(Task to complete)
Read the data and repeat it in full, exactly.

[Dataset records]
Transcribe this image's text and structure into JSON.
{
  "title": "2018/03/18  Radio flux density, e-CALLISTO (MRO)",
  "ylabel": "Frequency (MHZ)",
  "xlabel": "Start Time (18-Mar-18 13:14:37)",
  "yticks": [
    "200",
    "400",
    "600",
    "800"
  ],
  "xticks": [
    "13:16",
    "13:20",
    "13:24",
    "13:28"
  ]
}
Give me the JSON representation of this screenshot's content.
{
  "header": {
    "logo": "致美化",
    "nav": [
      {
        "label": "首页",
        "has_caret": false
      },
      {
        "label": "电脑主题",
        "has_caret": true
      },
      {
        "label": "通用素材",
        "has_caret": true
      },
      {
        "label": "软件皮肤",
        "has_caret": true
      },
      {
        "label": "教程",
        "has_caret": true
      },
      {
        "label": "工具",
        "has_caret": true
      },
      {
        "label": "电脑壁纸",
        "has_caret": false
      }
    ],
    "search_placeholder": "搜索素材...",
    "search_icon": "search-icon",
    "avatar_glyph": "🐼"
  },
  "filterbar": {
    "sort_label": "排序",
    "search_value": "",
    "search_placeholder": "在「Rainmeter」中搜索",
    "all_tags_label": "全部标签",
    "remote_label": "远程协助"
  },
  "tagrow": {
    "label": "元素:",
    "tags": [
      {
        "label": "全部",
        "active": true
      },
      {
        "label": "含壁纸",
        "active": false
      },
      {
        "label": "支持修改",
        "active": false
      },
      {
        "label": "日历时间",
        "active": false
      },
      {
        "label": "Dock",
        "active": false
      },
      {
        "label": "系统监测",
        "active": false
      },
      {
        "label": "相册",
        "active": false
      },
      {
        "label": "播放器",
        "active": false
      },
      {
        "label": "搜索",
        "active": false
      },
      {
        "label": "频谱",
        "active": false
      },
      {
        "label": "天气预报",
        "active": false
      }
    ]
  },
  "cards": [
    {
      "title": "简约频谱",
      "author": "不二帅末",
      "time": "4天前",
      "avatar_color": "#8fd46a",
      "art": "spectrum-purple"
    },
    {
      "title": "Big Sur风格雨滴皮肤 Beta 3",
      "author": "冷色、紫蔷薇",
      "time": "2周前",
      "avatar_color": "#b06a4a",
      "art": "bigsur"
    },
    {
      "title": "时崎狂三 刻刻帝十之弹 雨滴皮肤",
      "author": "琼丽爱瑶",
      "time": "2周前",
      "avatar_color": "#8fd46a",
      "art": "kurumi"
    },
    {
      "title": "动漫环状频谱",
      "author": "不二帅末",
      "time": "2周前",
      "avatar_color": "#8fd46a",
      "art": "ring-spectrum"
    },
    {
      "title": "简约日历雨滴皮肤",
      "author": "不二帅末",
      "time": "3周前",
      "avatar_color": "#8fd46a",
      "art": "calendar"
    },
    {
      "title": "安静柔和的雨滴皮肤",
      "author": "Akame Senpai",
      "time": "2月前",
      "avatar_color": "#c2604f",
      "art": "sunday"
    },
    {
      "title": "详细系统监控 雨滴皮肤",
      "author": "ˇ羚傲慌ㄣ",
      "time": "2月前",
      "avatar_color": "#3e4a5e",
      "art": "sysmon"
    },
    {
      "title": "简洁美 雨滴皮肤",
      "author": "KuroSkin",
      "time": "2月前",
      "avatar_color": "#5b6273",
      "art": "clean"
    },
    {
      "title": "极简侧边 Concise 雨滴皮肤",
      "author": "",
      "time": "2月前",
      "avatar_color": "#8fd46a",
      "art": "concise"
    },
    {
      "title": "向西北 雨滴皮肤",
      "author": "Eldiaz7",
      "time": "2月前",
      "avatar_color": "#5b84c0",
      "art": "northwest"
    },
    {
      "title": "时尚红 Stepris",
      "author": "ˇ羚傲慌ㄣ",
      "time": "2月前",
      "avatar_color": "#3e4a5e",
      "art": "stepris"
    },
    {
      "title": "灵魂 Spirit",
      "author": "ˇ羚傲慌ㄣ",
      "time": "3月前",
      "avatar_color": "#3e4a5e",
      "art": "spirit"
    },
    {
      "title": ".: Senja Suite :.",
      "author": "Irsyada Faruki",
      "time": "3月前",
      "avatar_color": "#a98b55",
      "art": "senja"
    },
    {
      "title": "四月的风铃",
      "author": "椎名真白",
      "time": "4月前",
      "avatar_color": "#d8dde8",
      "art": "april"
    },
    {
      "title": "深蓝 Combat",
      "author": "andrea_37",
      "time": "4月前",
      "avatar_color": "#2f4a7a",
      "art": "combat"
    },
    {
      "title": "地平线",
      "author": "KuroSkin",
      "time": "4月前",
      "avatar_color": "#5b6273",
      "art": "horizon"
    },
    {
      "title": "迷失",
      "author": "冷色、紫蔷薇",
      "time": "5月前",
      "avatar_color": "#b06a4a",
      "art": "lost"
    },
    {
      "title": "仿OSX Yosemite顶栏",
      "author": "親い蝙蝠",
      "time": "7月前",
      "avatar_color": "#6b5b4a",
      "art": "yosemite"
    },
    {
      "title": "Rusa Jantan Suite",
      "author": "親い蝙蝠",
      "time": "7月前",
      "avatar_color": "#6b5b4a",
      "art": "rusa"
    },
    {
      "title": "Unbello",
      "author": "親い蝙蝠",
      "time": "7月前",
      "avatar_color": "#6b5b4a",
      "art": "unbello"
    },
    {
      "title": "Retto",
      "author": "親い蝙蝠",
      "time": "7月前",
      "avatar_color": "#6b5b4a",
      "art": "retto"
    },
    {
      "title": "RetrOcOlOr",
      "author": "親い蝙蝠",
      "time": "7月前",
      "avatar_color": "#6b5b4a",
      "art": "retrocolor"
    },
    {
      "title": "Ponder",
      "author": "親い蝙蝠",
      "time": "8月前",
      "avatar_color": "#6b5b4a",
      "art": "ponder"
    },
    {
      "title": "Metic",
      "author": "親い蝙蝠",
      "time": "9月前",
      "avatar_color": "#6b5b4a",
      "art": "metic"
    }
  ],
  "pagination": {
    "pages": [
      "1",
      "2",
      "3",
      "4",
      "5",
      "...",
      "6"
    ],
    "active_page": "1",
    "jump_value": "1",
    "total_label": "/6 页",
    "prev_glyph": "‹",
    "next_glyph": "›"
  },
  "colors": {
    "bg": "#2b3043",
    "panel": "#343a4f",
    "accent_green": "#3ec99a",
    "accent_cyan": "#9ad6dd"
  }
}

(Exercise response)
Transcribe this image's text and structure into JSON.
{
  "title": "2018/03/18  Radio flux density, e-CALLISTO (MRO)",
  "ylabel": "Frequency (MHZ)",
  "xlabel": "Start Time (18-Mar-18 13:14:37)",
  "yticks": [
    "200",
    "400",
    "600",
    "800"
  ],
  "xticks": [
    "13:16",
    "13:20",
    "13:24",
    "13:28"
  ]
}
Give me the JSON representation of this screenshot's content.
{
  "header": {
    "logo": "致美化",
    "nav": [
      {
        "label": "首页",
        "has_caret": false
      },
      {
        "label": "电脑主题",
        "has_caret": true
      },
      {
        "label": "通用素材",
        "has_caret": true
      },
      {
        "label": "软件皮肤",
        "has_caret": true
      },
      {
        "label": "教程",
        "has_caret": true
      },
      {
        "label": "工具",
        "has_caret": true
      },
      {
        "label": "电脑壁纸",
        "has_caret": false
      }
    ],
    "search_placeholder": "搜索素材...",
    "search_icon": "search-icon",
    "avatar_glyph": "🐼"
  },
  "filterbar": {
    "sort_label": "排序",
    "search_value": "",
    "search_placeholder": "在「Rainmeter」中搜索",
    "all_tags_label": "全部标签",
    "remote_label": "远程协助"
  },
  "tagrow": {
    "label": "元素:",
    "tags": [
      {
        "label": "全部",
        "active": true
      },
      {
        "label": "含壁纸",
        "active": false
      },
      {
        "label": "支持修改",
        "active": false
      },
      {
        "label": "日历时间",
        "active": false
      },
      {
        "label": "Dock",
        "active": false
      },
      {
        "label": "系统监测",
        "active": false
      },
      {
        "label": "相册",
        "active": false
      },
      {
        "label": "播放器",
        "active": false
      },
      {
        "label": "搜索",
        "active": false
      },
      {
        "label": "频谱",
        "active": false
      },
      {
        "label": "天气预报",
        "active": false
      }
    ]
  },
  "cards": [
    {
      "title": "简约频谱",
      "author": "不二帅末",
      "time": "4天前",
      "avatar_color": "#8fd46a",
      "art": "spectrum-purple"
    },
    {
      "title": "Big Sur风格雨滴皮肤 Beta 3",
      "author": "冷色、紫蔷薇",
      "time": "2周前",
      "avatar_color": "#b06a4a",
      "art": "bigsur"
    },
    {
      "title": "时崎狂三 刻刻帝十之弹 雨滴皮肤",
      "author": "琼丽爱瑶",
      "time": "2周前",
      "avatar_color": "#8fd46a",
      "art": "kurumi"
    },
    {
      "title": "动漫环状频谱",
      "author": "不二帅末",
      "time": "2周前",
      "avatar_color": "#8fd46a",
      "art": "ring-spectrum"
    },
    {
      "title": "简约日历雨滴皮肤",
      "author": "不二帅末",
      "time": "3周前",
      "avatar_color": "#8fd46a",
      "art": "calendar"
    },
    {
      "title": "安静柔和的雨滴皮肤",
      "author": "Akame Senpai",
      "time": "2月前",
      "avatar_color": "#c2604f",
      "art": "sunday"
    },
    {
      "title": "详细系统监控 雨滴皮肤",
      "author": "ˇ羚傲慌ㄣ",
      "time": "2月前",
      "avatar_color": "#3e4a5e",
      "art": "sysmon"
    },
    {
      "title": "简洁美 雨滴皮肤",
      "author": "KuroSkin",
      "time": "2月前",
      "avatar_color": "#5b6273",
      "art": "clean"
    },
    {
      "title": "极简侧边 Concise 雨滴皮肤",
      "author": "",
      "time": "2月前",
      "avatar_color": "#8fd46a",
      "art": "concise"
    },
    {
      "title": "向西北 雨滴皮肤",
      "author": "Eldiaz7",
      "time": "2月前",
      "avatar_color": "#5b84c0",
      "art": "northwest"
    },
    {
      "title": "时尚红 Stepris",
      "author": "ˇ羚傲慌ㄣ",
      "time": "2月前",
      "avatar_color": "#3e4a5e",
      "art": "stepris"
    },
    {
      "title": "灵魂 Spirit",
      "author": "ˇ羚傲慌ㄣ",
      "time": "3月前",
      "avatar_color": "#3e4a5e",
      "art": "spirit"
    },
    {
      "title": ".: Senja Suite :.",
      "author": "Irsyada Faruki",
      "time": "3月前",
      "avatar_color": "#a98b55",
      "art": "senja"
    },
    {
      "title": "四月的风铃",
      "author": "椎名真白",
      "time": "4月前",
      "avatar_color": "#d8dde8",
      "art": "april"
    },
    {
      "title": "深蓝 Combat",
      "author": "andrea_37",
      "time": "4月前",
      "avatar_color": "#2f4a7a",
      "art": "combat"
    },
    {
      "title": "地平线",
      "author": "KuroSkin",
      "time": "4月前",
      "avatar_color": "#5b6273",
      "art": "horizon"
    },
    {
      "title": "迷失",
      "author": "冷色、紫蔷薇",
      "time": "5月前",
      "avatar_color": "#b06a4a",
      "art": "lost"
    },
    {
      "title": "仿OSX Yosemite顶栏",
      "author": "親い蝙蝠",
      "time": "7月前",
      "avatar_color": "#6b5b4a",
      "art": "yosemite"
    },
    {
      "title": "Rusa Jantan Suite",
      "author": "親い蝙蝠",
      "time": "7月前",
      "avatar_color": "#6b5b4a",
      "art": "rusa"
    },
    {
      "title": "Unbello",
      "author": "親い蝙蝠",
      "time": "7月前",
      "avatar_color": "#6b5b4a",
      "art": "unbello"
    },
    {
      "title": "Retto",
      "author": "親い蝙蝠",
      "time": "7月前",
      "avatar_color": "#6b5b4a",
      "art": "retto"
    },
    {
      "title": "RetrOcOlOr",
      "author": "親い蝙蝠",
      "time": "7月前",
      "avatar_color": "#6b5b4a",
      "art": "retrocolor"
    },
    {
      "title": "Ponder",
      "author": "親い蝙蝠",
      "time": "8月前",
      "avatar_color": "#6b5b4a",
      "art": "ponder"
    },
    {
      "title": "Metic",
      "author": "親い蝙蝠",
      "time": "9月前",
      "avatar_color": "#6b5b4a",
      "art": "metic"
    }
  ],
  "pagination": {
    "pages": [
      "1",
      "2",
      "3",
      "4",
      "5",
      "...",
      "6"
    ],
    "active_page": "1",
    "jump_value": "1",
    "total_label": "/6 页",
    "prev_glyph": "‹",
    "next_glyph": "›"
  },
  "colors": {
    "bg": "#2b3043",
    "panel": "#343a4f",
    "accent_green": "#3ec99a",
    "accent_cyan": "#9ad6dd"
  }
}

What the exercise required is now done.